Extracted data entries
──────────
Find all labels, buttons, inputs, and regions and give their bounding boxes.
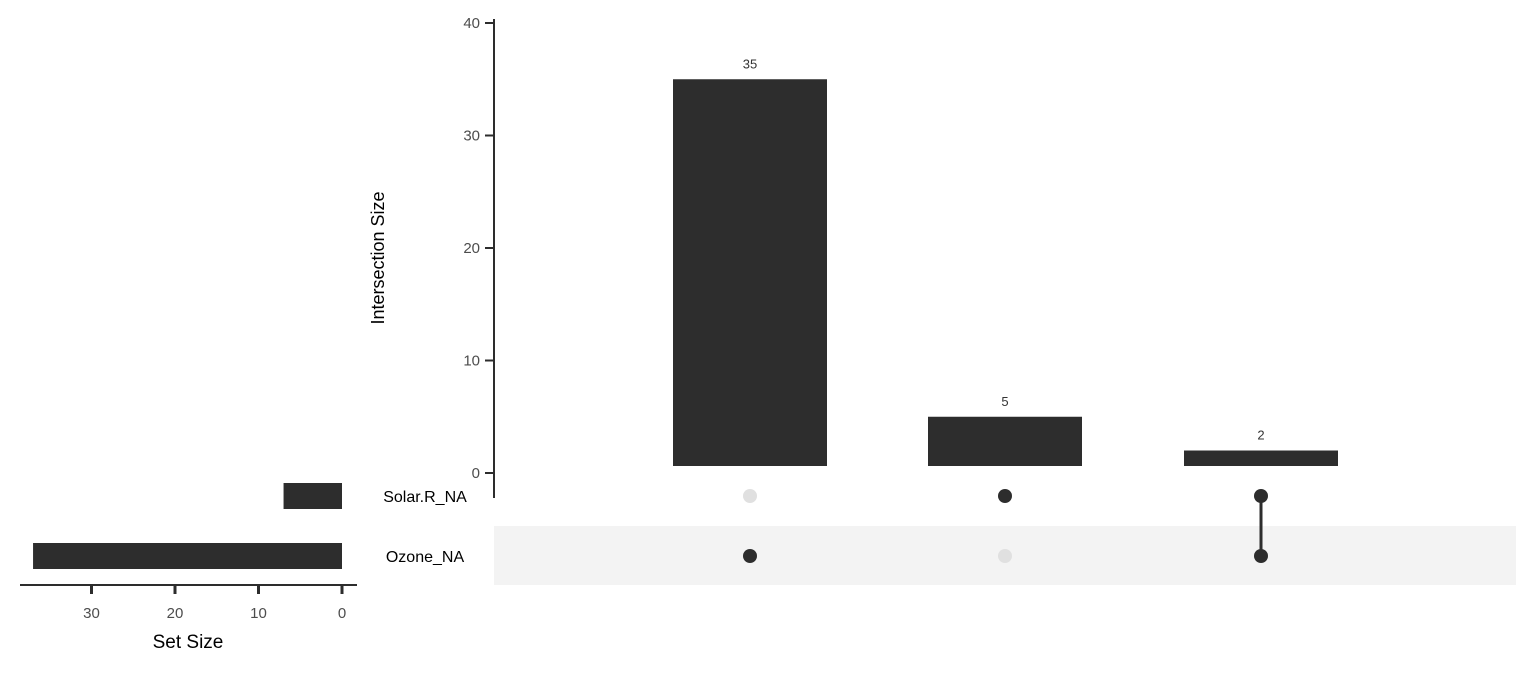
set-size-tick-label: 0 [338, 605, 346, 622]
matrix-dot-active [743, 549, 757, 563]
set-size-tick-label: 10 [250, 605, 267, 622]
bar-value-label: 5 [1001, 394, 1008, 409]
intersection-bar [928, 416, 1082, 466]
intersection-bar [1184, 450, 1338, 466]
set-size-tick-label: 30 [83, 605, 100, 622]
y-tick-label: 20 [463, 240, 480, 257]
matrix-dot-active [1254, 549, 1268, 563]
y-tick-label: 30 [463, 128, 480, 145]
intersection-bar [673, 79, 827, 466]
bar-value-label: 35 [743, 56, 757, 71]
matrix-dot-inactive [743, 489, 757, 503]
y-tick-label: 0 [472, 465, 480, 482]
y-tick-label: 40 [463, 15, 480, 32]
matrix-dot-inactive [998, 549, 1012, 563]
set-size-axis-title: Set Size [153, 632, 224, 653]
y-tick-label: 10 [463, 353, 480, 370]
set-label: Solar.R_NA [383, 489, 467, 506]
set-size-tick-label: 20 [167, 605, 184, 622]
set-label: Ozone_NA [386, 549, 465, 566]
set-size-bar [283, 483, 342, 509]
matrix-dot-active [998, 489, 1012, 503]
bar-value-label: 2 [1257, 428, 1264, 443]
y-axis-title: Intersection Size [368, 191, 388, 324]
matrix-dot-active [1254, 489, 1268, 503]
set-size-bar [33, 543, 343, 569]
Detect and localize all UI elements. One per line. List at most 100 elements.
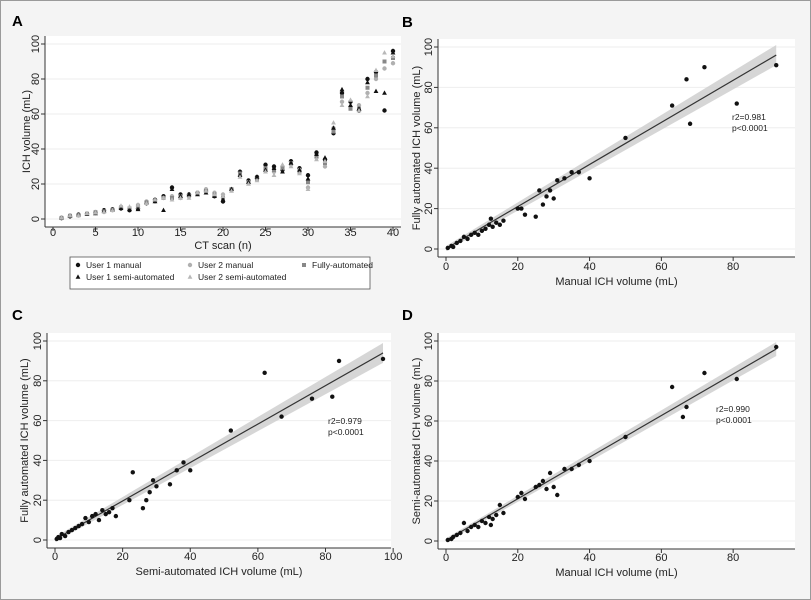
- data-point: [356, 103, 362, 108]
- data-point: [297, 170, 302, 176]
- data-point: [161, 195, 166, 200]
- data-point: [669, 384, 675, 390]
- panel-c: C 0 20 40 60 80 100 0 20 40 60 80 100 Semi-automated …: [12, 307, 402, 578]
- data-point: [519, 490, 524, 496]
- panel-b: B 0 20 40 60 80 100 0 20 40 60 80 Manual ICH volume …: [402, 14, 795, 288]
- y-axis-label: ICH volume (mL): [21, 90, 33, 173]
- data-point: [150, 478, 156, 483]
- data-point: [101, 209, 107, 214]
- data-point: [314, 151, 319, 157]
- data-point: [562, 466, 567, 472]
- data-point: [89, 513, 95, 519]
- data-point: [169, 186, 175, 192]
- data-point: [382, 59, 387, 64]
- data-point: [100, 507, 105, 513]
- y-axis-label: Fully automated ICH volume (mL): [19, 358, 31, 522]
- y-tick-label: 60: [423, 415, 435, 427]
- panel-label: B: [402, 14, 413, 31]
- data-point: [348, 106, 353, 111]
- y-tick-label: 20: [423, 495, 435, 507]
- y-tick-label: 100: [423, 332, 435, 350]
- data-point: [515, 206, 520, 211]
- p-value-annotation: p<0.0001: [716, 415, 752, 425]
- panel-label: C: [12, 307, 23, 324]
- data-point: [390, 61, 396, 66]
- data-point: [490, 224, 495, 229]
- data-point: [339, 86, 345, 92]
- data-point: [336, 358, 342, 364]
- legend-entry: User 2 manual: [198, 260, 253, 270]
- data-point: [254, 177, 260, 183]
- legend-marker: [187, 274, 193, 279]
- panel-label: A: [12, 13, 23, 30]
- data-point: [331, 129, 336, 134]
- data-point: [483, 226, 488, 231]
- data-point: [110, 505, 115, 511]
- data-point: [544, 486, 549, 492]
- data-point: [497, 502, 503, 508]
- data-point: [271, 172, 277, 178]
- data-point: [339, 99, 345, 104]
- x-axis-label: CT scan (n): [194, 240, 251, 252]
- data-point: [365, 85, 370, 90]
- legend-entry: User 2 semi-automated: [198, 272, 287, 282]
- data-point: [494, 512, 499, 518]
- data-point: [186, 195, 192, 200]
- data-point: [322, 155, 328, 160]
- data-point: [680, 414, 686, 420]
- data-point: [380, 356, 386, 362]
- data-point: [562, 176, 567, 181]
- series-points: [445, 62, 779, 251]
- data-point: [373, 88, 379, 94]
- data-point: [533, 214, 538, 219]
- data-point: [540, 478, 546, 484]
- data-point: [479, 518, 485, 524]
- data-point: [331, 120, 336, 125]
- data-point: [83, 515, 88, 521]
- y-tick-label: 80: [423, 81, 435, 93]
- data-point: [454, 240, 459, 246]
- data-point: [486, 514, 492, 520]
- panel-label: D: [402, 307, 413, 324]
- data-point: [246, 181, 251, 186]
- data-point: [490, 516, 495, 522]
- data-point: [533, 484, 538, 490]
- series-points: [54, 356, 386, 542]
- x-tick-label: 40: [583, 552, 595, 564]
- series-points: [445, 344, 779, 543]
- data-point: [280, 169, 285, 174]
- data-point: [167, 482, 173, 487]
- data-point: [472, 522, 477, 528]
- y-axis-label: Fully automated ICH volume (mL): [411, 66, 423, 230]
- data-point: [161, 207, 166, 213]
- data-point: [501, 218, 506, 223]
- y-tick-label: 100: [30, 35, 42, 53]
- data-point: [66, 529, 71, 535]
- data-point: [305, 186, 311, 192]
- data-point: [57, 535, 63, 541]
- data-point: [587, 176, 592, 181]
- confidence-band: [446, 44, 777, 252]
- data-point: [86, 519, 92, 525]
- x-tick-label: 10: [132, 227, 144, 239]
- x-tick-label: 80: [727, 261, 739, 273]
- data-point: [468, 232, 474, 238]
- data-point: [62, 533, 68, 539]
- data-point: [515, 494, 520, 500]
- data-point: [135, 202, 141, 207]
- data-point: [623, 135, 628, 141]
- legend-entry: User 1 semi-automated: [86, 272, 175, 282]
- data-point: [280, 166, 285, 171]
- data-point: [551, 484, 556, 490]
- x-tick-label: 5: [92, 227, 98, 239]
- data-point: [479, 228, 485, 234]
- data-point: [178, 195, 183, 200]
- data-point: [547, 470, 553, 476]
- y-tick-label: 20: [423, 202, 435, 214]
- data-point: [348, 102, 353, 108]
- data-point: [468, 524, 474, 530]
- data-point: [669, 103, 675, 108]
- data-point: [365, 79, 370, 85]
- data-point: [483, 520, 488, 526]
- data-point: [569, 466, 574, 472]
──────────
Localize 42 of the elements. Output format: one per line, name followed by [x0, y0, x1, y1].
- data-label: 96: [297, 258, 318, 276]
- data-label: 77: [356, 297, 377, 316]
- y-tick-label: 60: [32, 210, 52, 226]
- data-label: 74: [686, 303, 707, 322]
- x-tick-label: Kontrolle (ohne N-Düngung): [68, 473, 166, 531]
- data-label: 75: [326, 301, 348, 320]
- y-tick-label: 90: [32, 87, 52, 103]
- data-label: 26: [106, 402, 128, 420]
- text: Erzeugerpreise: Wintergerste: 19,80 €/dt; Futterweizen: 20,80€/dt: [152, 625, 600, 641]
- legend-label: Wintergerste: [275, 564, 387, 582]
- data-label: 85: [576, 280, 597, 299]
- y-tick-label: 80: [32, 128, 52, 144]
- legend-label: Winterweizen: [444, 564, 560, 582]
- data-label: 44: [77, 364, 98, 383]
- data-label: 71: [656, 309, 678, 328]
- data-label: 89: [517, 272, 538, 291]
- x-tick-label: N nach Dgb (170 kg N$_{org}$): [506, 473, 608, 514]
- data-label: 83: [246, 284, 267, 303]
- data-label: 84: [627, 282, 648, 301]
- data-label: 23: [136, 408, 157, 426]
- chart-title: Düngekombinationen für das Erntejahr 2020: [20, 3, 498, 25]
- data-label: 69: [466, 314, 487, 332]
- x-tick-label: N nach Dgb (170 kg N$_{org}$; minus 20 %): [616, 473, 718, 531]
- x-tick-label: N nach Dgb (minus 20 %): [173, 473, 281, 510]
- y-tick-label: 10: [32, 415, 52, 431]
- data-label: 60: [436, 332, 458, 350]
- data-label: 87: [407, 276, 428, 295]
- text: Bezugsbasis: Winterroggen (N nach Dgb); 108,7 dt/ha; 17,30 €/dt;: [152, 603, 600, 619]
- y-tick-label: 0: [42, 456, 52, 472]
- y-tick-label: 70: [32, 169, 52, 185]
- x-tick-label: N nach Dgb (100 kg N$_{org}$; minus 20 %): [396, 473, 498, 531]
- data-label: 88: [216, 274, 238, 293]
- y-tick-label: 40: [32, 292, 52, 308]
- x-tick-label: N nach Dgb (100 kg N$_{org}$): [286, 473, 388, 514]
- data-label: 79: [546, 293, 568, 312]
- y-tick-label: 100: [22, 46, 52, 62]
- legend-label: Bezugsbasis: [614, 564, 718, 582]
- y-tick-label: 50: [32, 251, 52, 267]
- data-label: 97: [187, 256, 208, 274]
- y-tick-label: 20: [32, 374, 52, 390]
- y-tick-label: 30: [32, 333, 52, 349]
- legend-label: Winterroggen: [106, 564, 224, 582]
──────────
▶ [SET EXERCISE]
Rewrite the data from the line with "Localize 42 of" to the line with "- data-label: 26: [106, 402, 128, 420]", swapping "data-label" for "value-label" wherever it occurs and leaving everything else unchanged. Return only those lines.

▶ [SOLUTION]
Localize 42 of the elements. Output format: one per line, name followed by [x0, y0, x1, y1].
- value-label: 96: [297, 258, 318, 276]
- value-label: 77: [356, 297, 377, 316]
- y-tick-label: 60: [32, 210, 52, 226]
- value-label: 74: [686, 303, 707, 322]
- x-tick-label: Kontrolle (ohne N-Düngung): [68, 473, 166, 531]
- value-label: 75: [326, 301, 348, 320]
- y-tick-label: 90: [32, 87, 52, 103]
- value-label: 26: [106, 402, 128, 420]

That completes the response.